Exercise
Whenever a line below holds the word "color", copy that line.

The data
[START]

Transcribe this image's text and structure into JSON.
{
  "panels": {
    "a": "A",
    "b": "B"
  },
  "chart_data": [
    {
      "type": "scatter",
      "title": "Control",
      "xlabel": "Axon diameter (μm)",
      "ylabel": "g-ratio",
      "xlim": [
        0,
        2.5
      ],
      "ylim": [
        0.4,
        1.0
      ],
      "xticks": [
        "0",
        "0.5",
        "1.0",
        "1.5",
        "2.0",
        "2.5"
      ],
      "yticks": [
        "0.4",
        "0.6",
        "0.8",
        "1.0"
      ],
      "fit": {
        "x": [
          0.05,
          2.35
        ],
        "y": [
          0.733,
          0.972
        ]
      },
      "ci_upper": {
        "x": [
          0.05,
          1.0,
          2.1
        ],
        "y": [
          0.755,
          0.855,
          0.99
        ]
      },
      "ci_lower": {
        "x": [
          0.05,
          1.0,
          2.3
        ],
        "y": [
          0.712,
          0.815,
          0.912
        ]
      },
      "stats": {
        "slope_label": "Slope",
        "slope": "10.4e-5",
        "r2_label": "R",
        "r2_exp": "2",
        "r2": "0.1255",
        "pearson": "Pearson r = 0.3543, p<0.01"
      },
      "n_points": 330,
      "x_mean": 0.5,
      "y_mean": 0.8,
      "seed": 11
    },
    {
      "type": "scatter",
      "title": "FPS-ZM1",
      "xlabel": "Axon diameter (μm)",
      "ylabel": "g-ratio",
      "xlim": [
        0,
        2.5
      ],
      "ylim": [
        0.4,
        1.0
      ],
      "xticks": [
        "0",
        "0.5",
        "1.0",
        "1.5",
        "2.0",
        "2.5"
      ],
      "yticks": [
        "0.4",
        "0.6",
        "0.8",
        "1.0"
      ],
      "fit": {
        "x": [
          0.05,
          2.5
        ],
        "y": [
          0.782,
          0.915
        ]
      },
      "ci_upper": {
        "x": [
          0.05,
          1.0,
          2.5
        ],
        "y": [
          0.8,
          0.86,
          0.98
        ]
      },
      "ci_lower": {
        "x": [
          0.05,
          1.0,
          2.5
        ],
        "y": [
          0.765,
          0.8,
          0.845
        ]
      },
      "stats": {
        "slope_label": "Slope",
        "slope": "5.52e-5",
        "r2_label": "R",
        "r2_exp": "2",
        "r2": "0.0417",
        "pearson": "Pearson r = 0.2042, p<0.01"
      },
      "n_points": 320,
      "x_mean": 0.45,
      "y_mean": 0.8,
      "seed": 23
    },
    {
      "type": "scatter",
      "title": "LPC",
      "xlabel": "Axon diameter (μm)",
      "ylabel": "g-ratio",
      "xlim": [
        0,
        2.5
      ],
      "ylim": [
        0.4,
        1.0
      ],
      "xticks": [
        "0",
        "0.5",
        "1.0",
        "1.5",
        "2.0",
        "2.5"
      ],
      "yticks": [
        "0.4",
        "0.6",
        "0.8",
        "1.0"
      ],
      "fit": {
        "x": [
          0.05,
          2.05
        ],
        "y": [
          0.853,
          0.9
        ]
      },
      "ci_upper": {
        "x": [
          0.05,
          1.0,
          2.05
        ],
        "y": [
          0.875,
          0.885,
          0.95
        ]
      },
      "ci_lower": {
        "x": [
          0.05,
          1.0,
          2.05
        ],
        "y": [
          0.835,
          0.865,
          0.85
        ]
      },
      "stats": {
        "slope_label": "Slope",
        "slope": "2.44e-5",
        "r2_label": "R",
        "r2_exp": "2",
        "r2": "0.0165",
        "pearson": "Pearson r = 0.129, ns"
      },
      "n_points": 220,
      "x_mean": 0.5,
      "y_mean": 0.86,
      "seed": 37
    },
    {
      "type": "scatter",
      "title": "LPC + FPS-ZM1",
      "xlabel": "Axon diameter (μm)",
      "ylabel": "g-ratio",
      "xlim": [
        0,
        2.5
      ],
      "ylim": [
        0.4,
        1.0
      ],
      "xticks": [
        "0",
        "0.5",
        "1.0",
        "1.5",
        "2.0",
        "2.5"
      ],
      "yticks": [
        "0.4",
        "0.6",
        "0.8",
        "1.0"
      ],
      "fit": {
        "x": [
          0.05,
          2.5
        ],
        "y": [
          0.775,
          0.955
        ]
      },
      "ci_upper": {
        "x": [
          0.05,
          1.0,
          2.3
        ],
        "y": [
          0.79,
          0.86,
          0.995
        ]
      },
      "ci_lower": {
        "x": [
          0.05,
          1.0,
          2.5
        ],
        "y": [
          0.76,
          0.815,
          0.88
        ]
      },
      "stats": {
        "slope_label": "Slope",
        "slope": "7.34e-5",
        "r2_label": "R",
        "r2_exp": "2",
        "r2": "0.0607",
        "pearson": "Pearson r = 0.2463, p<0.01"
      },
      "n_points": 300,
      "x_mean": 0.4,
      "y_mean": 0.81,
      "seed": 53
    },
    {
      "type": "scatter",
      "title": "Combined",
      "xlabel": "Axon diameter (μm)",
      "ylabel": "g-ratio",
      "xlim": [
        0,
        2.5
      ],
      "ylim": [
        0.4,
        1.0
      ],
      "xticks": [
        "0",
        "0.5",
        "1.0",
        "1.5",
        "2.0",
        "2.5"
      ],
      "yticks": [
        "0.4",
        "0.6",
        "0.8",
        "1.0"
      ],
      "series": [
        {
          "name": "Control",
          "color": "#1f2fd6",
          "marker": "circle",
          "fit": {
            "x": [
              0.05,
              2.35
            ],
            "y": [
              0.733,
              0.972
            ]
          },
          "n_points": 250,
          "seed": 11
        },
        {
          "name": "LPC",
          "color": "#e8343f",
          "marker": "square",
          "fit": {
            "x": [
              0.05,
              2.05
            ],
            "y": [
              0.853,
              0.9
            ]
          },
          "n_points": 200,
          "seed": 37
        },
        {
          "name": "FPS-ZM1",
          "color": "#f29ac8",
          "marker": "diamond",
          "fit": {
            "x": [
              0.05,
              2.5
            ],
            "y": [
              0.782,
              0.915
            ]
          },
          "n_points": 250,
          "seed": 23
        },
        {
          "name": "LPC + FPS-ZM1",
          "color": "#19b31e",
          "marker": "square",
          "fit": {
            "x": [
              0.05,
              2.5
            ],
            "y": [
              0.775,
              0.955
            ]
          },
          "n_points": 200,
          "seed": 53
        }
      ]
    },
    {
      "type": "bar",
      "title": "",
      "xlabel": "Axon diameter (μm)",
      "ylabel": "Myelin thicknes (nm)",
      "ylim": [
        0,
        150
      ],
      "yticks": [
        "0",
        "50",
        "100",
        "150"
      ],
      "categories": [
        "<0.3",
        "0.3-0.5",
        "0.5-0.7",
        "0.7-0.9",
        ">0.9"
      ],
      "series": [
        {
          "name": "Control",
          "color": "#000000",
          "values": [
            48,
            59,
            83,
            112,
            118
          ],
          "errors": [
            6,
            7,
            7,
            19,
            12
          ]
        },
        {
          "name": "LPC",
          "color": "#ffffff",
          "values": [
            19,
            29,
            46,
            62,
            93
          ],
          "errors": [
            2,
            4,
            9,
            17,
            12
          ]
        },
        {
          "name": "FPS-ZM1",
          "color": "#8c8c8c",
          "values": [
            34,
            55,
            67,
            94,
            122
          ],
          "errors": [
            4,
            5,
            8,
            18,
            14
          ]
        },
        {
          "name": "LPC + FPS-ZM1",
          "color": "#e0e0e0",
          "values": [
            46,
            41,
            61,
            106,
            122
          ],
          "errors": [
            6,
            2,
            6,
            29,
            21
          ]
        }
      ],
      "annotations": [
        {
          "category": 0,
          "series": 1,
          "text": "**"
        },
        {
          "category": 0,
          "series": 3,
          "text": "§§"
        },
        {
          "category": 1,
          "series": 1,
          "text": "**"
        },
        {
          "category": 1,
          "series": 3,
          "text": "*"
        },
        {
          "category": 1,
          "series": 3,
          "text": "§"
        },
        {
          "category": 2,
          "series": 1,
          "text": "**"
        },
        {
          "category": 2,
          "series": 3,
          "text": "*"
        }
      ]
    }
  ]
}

[END]

Exercise response
          "color": "#1f2fd6",
          "color": "#e8343f",
          "color": "#f29ac8",
          "color": "#19b31e",
          "color": "#000000",
          "color": "#ffffff",
          "color": "#8c8c8c",
          "color": "#e0e0e0",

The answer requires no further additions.